• _REQUIREMENT_
Copy the data exactly; pictures stay out of the copy.
# # # #
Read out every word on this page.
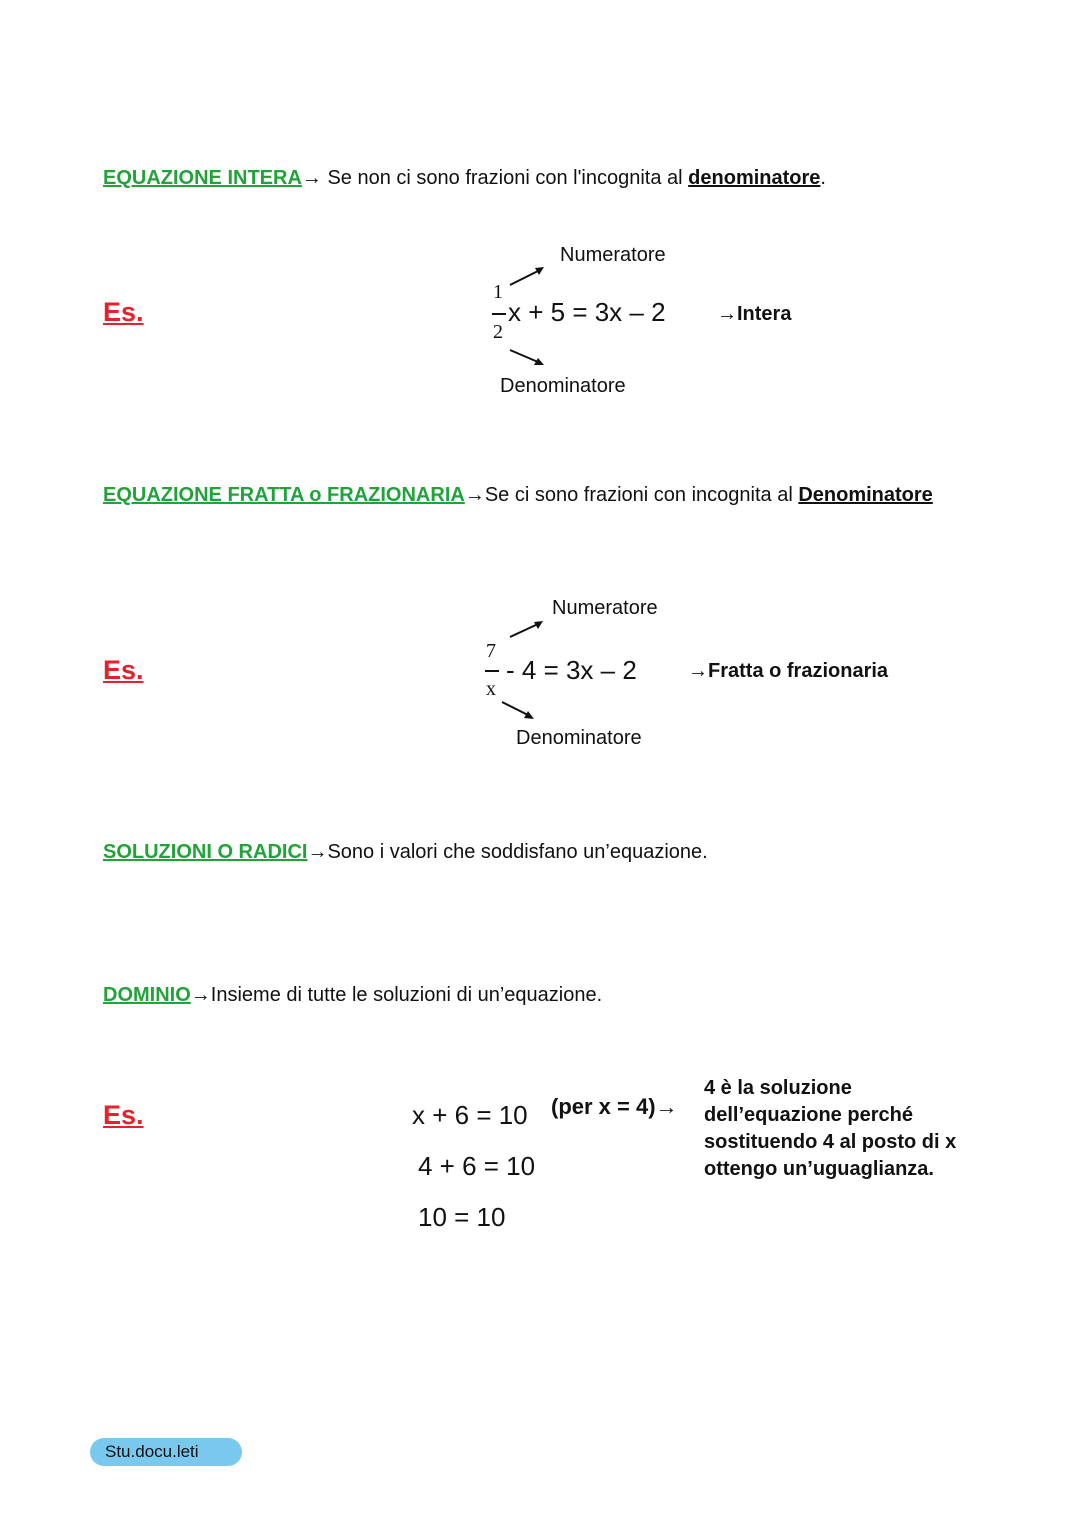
EQUAZIONE INTERA→ Se non ci sono frazioni con l'incognita al denominatore.
Es.
Numeratore
1
2
x + 5 = 3x – 2
Denominatore
→Intera
EQUAZIONE FRATTA o FRAZIONARIA→Se ci sono frazioni con incognita al Denominatore
Es.
Numeratore
7
x
- 4 = 3x – 2
Denominatore
→Fratta o frazionaria
SOLUZIONI O RADICI→Sono i valori che soddisfano un’equazione.
DOMINIO→Insieme di tutte le soluzioni di un’equazione.
Es.	x + 6 = 10 (per x = 4)→
4 + 6 = 10
10 = 10
4 è la soluzione dell’equazione perché sostituendo 4 al posto di x ottengo un’uguaglianza.
Stu.docu.leti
# # # #
• _TASK RESPONSE_
Read out every word on this page.
EQUAZIONE INTERA→ Se non ci sono frazioni con l'incognita al denominatore.
Es.
Numeratore
1
2
x + 5 = 3x – 2
Denominatore
→Intera
EQUAZIONE FRATTA o FRAZIONARIA→Se ci sono frazioni con incognita al Denominatore
Es.
Numeratore
7
x
- 4 = 3x – 2
Denominatore
→Fratta o frazionaria
SOLUZIONI O RADICI→Sono i valori che soddisfano un’equazione.
DOMINIO→Insieme di tutte le soluzioni di un’equazione.
Es.	x + 6 = 10 (per x = 4)→
4 + 6 = 10
10 = 10
4 è la soluzione dell’equazione perché sostituendo 4 al posto di x ottengo un’uguaglianza.
Stu.docu.leti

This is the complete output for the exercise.